> Required task
Copy every line that contains the string "legal" from the entries below.
══════════
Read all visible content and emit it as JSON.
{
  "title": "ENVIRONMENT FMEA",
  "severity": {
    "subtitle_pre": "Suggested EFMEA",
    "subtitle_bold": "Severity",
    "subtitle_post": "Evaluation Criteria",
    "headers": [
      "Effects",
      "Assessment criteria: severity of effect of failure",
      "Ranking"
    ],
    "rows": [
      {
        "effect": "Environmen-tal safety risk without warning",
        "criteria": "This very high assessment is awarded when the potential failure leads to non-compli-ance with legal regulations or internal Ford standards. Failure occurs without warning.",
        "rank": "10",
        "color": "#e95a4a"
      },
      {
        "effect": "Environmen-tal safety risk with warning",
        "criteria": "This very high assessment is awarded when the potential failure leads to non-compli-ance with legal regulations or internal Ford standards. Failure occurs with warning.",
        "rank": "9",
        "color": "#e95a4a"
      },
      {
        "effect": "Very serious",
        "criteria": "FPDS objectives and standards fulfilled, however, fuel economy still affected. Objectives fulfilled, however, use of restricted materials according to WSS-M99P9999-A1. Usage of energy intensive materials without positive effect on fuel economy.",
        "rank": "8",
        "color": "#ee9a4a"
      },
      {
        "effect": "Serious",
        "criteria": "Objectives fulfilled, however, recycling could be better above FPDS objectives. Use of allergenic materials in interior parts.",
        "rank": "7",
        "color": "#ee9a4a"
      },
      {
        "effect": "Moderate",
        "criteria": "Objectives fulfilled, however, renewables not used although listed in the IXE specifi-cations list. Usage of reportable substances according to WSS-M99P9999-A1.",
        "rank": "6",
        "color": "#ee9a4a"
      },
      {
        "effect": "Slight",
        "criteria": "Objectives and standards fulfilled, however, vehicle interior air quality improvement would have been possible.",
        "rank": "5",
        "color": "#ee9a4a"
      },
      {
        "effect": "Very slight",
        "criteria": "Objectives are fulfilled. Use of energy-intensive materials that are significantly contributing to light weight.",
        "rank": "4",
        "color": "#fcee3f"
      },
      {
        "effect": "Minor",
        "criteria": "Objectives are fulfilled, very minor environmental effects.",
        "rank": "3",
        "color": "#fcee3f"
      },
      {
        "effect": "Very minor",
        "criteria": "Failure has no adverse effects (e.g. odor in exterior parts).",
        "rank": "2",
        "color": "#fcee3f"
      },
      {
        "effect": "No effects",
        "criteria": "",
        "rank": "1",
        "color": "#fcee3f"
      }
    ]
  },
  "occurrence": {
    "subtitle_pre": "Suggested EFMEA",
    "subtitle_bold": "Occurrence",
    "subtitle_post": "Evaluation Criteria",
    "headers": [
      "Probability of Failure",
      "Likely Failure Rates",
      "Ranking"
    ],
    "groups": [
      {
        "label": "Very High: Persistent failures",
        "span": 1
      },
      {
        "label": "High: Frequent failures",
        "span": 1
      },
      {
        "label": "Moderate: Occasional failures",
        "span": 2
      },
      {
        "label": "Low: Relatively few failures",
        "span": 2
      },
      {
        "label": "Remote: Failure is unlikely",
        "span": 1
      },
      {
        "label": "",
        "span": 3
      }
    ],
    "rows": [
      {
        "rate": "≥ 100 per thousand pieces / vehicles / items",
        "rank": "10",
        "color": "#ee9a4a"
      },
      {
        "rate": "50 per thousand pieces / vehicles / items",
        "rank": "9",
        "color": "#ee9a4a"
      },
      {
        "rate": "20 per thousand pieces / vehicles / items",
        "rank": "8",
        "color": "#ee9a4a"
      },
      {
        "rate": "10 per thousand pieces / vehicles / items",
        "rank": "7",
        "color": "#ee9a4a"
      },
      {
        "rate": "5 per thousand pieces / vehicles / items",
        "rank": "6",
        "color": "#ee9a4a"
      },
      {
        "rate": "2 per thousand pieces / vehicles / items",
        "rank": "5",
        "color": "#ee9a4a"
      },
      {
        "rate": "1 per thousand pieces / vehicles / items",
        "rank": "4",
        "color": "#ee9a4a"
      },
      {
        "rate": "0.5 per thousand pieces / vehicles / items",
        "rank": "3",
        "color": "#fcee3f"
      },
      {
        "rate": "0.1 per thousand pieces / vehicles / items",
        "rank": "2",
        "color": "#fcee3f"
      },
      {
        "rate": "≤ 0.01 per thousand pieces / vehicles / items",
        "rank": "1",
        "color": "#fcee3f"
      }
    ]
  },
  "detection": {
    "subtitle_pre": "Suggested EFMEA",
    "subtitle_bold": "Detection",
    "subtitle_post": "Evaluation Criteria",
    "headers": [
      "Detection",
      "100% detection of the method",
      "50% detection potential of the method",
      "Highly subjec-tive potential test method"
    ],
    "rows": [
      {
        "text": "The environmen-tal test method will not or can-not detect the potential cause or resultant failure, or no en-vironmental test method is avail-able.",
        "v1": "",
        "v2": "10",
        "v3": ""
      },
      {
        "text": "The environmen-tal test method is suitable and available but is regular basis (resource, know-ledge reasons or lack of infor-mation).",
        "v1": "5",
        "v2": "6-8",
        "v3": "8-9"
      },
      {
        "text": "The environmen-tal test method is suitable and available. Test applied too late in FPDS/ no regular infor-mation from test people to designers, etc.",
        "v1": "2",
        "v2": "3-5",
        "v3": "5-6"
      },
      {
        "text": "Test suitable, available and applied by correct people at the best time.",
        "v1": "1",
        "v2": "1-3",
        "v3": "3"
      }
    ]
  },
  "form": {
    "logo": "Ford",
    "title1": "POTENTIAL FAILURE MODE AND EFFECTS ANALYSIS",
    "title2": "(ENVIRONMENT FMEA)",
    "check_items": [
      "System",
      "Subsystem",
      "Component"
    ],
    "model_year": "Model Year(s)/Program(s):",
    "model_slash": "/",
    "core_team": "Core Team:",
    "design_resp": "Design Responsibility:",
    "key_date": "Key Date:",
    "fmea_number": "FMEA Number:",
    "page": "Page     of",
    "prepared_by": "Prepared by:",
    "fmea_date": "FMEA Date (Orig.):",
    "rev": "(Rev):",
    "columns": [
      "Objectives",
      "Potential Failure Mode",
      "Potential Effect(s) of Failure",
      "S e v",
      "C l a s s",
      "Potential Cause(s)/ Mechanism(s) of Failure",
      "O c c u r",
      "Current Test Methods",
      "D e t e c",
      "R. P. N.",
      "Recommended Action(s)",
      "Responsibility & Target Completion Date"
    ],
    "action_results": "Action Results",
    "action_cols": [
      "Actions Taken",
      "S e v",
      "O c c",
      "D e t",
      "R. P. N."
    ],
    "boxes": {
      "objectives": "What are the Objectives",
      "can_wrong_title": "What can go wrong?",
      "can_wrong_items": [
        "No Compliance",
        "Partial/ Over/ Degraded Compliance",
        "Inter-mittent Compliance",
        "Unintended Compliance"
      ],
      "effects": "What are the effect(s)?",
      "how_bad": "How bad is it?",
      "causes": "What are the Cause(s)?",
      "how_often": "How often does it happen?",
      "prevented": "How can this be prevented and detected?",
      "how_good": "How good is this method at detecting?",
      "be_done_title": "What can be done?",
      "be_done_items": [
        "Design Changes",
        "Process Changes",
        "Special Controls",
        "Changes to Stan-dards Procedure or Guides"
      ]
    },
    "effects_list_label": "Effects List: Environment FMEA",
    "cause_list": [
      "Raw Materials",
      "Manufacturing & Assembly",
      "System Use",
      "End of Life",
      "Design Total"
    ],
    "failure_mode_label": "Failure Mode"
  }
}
══════════
> Solution to the exercise
        "criteria": "This very high assessment is awarded when the potential failure leads to non-compli-ance with legal regulations or internal Ford standards. Failure occurs without warning.",
        "criteria": "This very high assessment is awarded when the potential failure leads to non-compli-ance with legal regulations or internal Ford standards. Failure occurs with warning.",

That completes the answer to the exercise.